Figure dataset records:
────

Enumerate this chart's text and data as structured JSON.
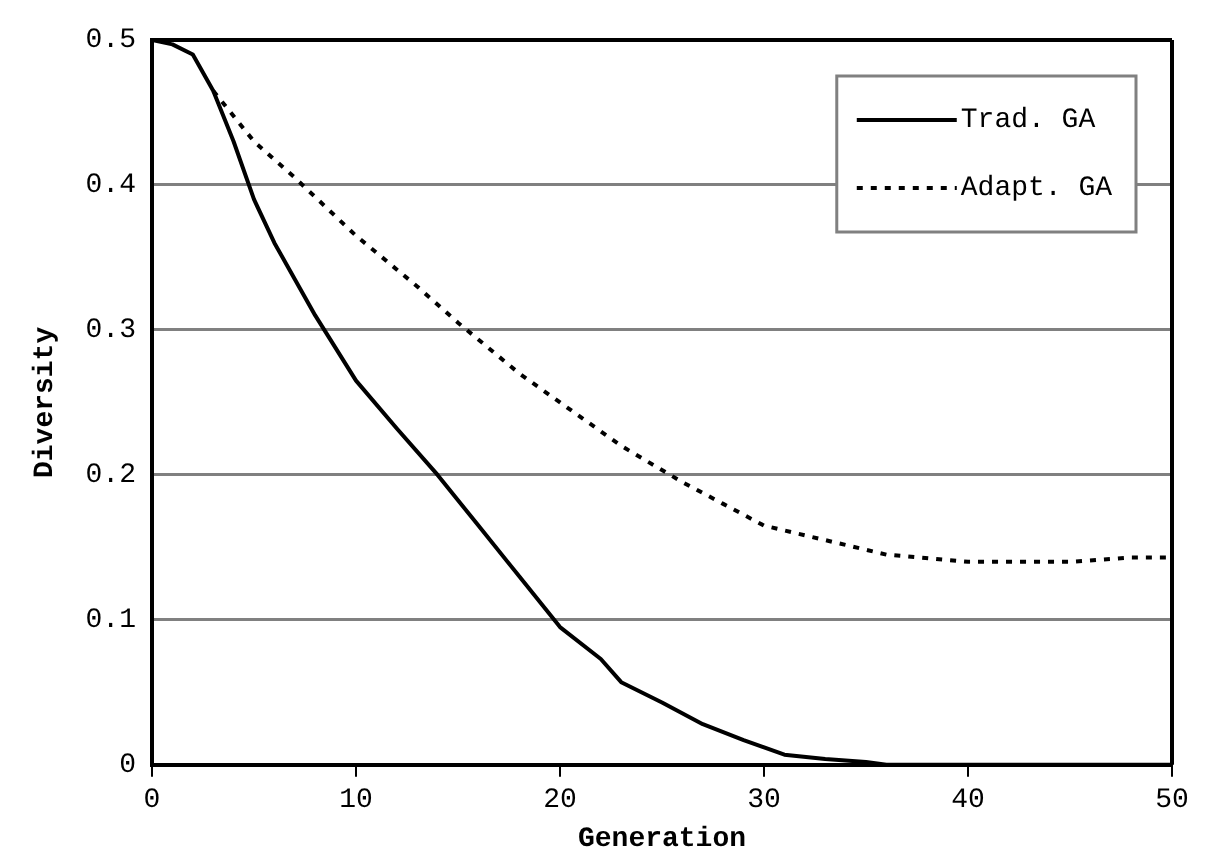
{
  "chart_data": {
    "type": "line",
    "xlabel": "Generation",
    "ylabel": "Diversity",
    "xlim": [
      0,
      50
    ],
    "xticks": [
      0,
      10,
      20,
      30,
      40,
      50
    ],
    "ylim": [
      0,
      0.5
    ],
    "yticks": [
      0,
      0.1,
      0.2,
      0.3,
      0.4,
      0.5
    ],
    "grid": "y",
    "legend": "top right",
    "marker": "none",
    "series": [
      {
        "name": "Trad. GA",
        "color": "#000000",
        "line_style": "solid",
        "x": [
          0,
          1,
          2,
          3,
          4,
          5,
          6,
          7,
          8,
          10,
          12,
          14,
          16,
          18,
          20,
          22,
          23,
          25,
          27,
          29,
          31,
          33,
          35,
          36,
          40,
          50
        ],
        "values": [
          0.5,
          0.497,
          0.49,
          0.465,
          0.43,
          0.39,
          0.36,
          0.335,
          0.31,
          0.265,
          0.232,
          0.2,
          0.165,
          0.13,
          0.095,
          0.073,
          0.057,
          0.043,
          0.028,
          0.017,
          0.007,
          0.004,
          0.002,
          0,
          0,
          0
        ]
      },
      {
        "name": "Adapt. GA",
        "color": "#000000",
        "line_style": "dotted",
        "x": [
          3,
          5,
          7,
          10,
          13,
          15,
          18,
          20,
          23,
          26,
          28,
          30,
          33,
          36,
          40,
          45,
          48,
          50
        ],
        "values": [
          0.465,
          0.43,
          0.405,
          0.365,
          0.33,
          0.305,
          0.27,
          0.25,
          0.22,
          0.195,
          0.18,
          0.165,
          0.155,
          0.145,
          0.14,
          0.14,
          0.143,
          0.143
        ]
      }
    ]
  }
}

────

Work to do: What you return should match the records above word for word, minus the pictures.

Exercise result:
Enumerate this chart's text and data as structured JSON.
{
  "chart_data": {
    "type": "line",
    "xlabel": "Generation",
    "ylabel": "Diversity",
    "xlim": [
      0,
      50
    ],
    "xticks": [
      0,
      10,
      20,
      30,
      40,
      50
    ],
    "ylim": [
      0,
      0.5
    ],
    "yticks": [
      0,
      0.1,
      0.2,
      0.3,
      0.4,
      0.5
    ],
    "grid": "y",
    "legend": "top right",
    "marker": "none",
    "series": [
      {
        "name": "Trad. GA",
        "color": "#000000",
        "line_style": "solid",
        "x": [
          0,
          1,
          2,
          3,
          4,
          5,
          6,
          7,
          8,
          10,
          12,
          14,
          16,
          18,
          20,
          22,
          23,
          25,
          27,
          29,
          31,
          33,
          35,
          36,
          40,
          50
        ],
        "values": [
          0.5,
          0.497,
          0.49,
          0.465,
          0.43,
          0.39,
          0.36,
          0.335,
          0.31,
          0.265,
          0.232,
          0.2,
          0.165,
          0.13,
          0.095,
          0.073,
          0.057,
          0.043,
          0.028,
          0.017,
          0.007,
          0.004,
          0.002,
          0,
          0,
          0
        ]
      },
      {
        "name": "Adapt. GA",
        "color": "#000000",
        "line_style": "dotted",
        "x": [
          3,
          5,
          7,
          10,
          13,
          15,
          18,
          20,
          23,
          26,
          28,
          30,
          33,
          36,
          40,
          45,
          48,
          50
        ],
        "values": [
          0.465,
          0.43,
          0.405,
          0.365,
          0.33,
          0.305,
          0.27,
          0.25,
          0.22,
          0.195,
          0.18,
          0.165,
          0.155,
          0.145,
          0.14,
          0.14,
          0.143,
          0.143
        ]
      }
    ]
  }
}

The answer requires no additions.